**SCHRIFTLICHE AUFGABE 1**
Gib bitte die Zeilen der Einträge unverändert wieder, beginnend mit der Zeile, die „puzzle piece SO <box>775 455 895 585</box>“ enthält, und endend mit der Zeile, die „text: generic statements: Generic“ enthält.
··· LESETEXT
# taz.de -- die wahrheit: Der geheimnisvolle See
       
       > Die mysteriöse Geschichte eines Gewässers, das niemals zufriert, und
       > eines hageren Männleins in sonderbarer Tracht.
       
       Er liegt weit hinten im Trettachtal bei Oberstdorf - dort, wo sich die
       mächtigen Berge wie eine riesige Trennwand zwischen Österreich und
       Deutschland schieben. Man munkelt, in dem Gebirgstal bezaubere der kleine
       See nicht nur im Sommer die Wanderer mit seinem blau-grün-türkisen
       Farbspiel, nein, sein größtes Geheimnis berge er im Winter: der
       Christlesee.
······
··· EINTRÄGE ZUR AUFGABE
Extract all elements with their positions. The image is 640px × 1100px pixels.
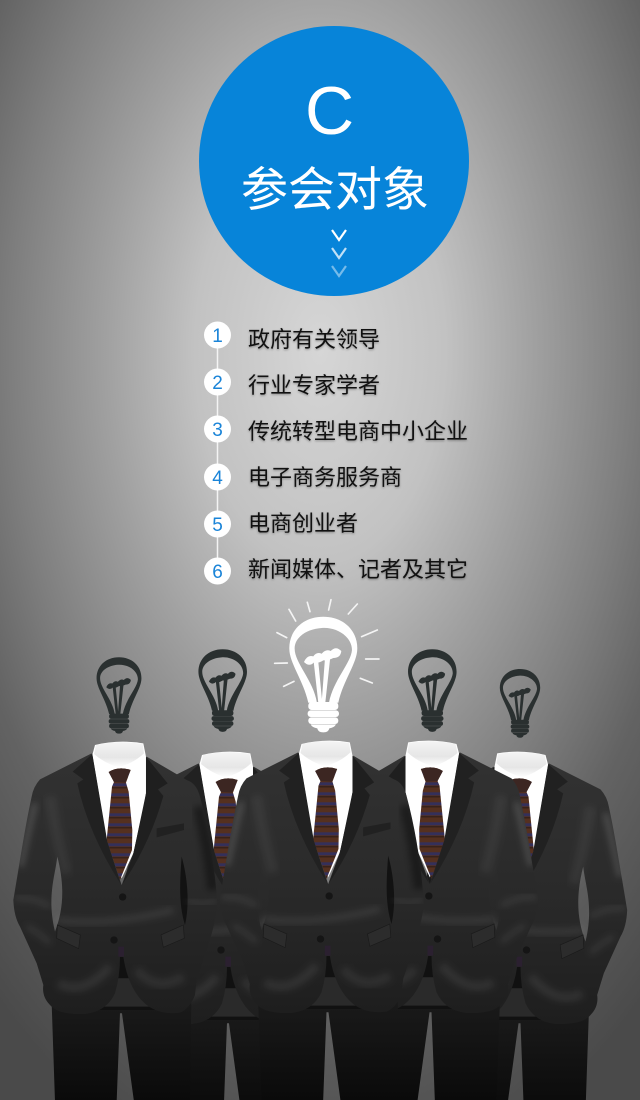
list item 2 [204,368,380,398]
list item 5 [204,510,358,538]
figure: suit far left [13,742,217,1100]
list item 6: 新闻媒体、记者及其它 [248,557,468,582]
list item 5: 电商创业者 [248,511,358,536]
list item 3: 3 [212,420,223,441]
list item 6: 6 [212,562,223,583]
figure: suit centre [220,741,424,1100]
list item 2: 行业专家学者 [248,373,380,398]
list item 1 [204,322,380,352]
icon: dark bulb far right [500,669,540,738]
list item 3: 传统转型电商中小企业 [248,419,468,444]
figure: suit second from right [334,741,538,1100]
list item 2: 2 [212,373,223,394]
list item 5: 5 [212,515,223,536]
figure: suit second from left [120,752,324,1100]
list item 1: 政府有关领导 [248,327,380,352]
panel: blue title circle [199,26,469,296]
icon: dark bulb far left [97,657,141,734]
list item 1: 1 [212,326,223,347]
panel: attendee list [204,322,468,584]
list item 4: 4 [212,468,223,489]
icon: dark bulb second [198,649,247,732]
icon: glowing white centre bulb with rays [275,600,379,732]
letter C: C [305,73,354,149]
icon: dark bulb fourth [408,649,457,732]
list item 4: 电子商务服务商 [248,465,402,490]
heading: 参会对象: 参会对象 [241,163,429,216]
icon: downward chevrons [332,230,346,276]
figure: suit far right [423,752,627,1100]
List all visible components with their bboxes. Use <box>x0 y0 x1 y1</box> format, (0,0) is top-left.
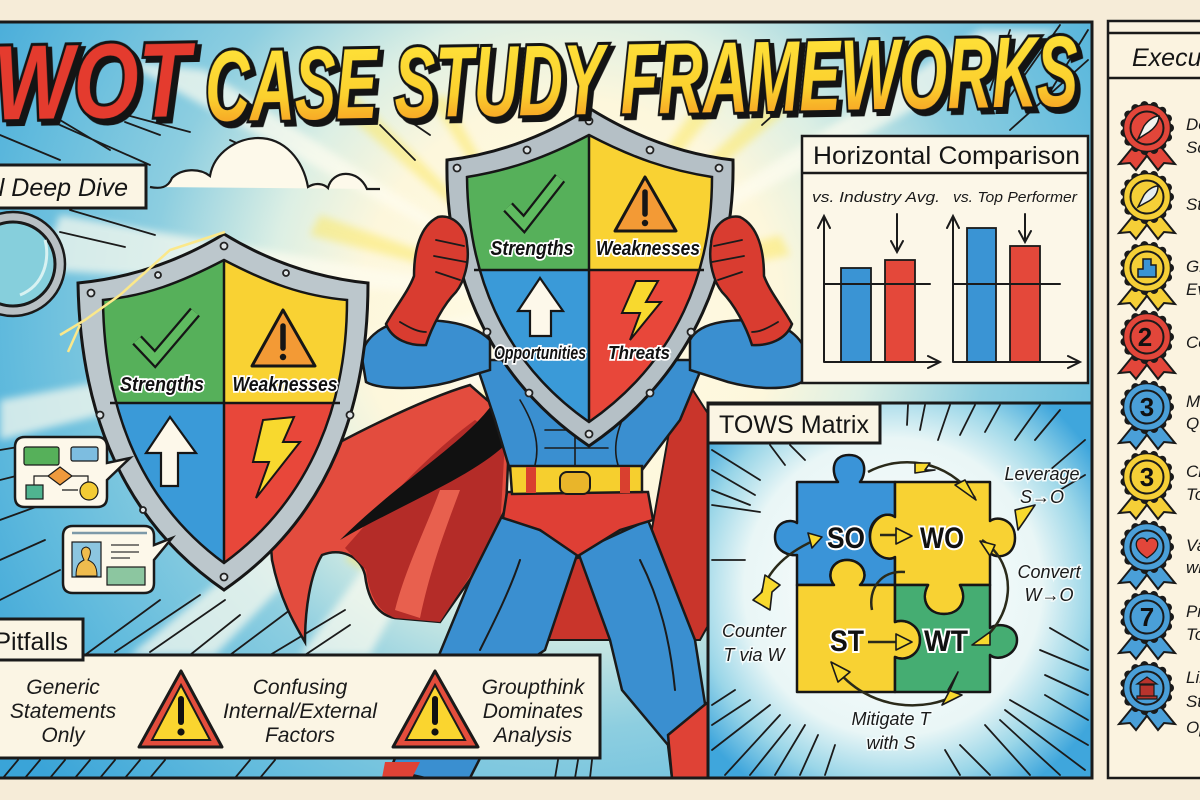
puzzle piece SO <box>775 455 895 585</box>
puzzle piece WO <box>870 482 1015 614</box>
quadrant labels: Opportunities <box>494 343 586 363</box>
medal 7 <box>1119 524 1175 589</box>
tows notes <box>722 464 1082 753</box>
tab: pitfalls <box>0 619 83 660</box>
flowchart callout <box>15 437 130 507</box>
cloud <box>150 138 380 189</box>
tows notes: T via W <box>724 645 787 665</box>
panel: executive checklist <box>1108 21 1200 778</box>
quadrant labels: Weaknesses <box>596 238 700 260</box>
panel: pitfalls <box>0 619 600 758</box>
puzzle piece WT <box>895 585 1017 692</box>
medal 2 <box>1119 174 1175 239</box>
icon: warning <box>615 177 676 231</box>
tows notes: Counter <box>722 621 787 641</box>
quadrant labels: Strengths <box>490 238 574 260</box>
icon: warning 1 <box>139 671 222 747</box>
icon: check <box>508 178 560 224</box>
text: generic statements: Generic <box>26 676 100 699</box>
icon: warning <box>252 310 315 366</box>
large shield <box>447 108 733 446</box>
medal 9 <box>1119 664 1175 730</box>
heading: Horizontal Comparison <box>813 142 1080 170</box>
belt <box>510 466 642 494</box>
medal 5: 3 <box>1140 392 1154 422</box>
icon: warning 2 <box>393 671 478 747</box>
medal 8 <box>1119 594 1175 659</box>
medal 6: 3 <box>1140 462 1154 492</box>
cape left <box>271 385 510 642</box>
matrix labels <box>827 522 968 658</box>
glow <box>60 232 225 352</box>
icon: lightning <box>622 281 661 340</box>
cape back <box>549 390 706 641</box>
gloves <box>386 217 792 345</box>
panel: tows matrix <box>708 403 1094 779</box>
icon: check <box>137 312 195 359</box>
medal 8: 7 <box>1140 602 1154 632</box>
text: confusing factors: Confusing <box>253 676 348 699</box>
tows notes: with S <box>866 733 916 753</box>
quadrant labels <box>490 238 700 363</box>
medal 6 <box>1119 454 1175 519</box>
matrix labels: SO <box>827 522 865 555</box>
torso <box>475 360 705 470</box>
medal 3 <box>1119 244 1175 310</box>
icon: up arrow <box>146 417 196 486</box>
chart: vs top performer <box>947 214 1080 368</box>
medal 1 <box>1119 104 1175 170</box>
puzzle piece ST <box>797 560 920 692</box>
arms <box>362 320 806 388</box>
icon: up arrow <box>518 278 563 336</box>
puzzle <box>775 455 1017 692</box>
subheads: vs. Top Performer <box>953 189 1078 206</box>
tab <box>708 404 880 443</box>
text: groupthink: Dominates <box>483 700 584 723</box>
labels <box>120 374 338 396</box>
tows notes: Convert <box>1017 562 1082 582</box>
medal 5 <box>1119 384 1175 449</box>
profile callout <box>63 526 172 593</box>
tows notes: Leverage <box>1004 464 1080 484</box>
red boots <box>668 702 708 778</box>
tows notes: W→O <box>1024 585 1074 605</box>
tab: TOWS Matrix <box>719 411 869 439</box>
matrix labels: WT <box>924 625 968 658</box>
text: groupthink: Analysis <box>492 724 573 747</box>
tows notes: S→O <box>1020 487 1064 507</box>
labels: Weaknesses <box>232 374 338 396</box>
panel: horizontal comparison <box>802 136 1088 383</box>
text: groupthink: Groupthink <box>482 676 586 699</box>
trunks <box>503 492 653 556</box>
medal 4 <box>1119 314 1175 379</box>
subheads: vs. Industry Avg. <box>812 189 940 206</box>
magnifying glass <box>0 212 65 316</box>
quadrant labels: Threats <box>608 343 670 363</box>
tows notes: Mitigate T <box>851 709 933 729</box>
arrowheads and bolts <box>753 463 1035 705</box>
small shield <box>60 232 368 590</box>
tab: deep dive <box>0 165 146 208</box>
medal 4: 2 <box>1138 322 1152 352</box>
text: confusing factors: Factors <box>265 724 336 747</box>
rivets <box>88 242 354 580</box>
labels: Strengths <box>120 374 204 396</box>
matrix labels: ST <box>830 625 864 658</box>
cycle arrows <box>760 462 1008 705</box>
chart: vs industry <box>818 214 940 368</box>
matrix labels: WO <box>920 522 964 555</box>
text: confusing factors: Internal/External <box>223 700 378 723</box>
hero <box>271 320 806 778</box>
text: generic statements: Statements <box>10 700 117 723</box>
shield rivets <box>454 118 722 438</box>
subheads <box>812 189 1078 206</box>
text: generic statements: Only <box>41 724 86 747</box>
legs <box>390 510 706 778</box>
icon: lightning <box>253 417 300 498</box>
······
**SCHRIFTLICHE AUFGABE 2**
In welchem Tal liegt der See laut dem Lesetext?

**ANTWORT ZUR AUFGABE 1**
puzzle piece SO <box>775 455 895 585</box>
puzzle piece WO <box>870 482 1015 614</box>
quadrant labels: Opportunities <box>494 343 586 363</box>
medal 7 <box>1119 524 1175 589</box>
tows notes <box>722 464 1082 753</box>
tab: pitfalls <box>0 619 83 660</box>
flowchart callout <box>15 437 130 507</box>
cloud <box>150 138 380 189</box>
tows notes: T via W <box>724 645 787 665</box>
panel: executive checklist <box>1108 21 1200 778</box>
quadrant labels: Weaknesses <box>596 238 700 260</box>
panel: pitfalls <box>0 619 600 758</box>
puzzle piece WT <box>895 585 1017 692</box>
medal 2 <box>1119 174 1175 239</box>
icon: warning <box>615 177 676 231</box>
tows notes: Counter <box>722 621 787 641</box>
quadrant labels: Strengths <box>490 238 574 260</box>
icon: warning 1 <box>139 671 222 747</box>
icon: check <box>508 178 560 224</box>
text: generic statements: Generic <box>26 676 100 699</box>

**ANTWORT ZUR AUFGABE 2**
Im Trettachtal bei Oberstdorf.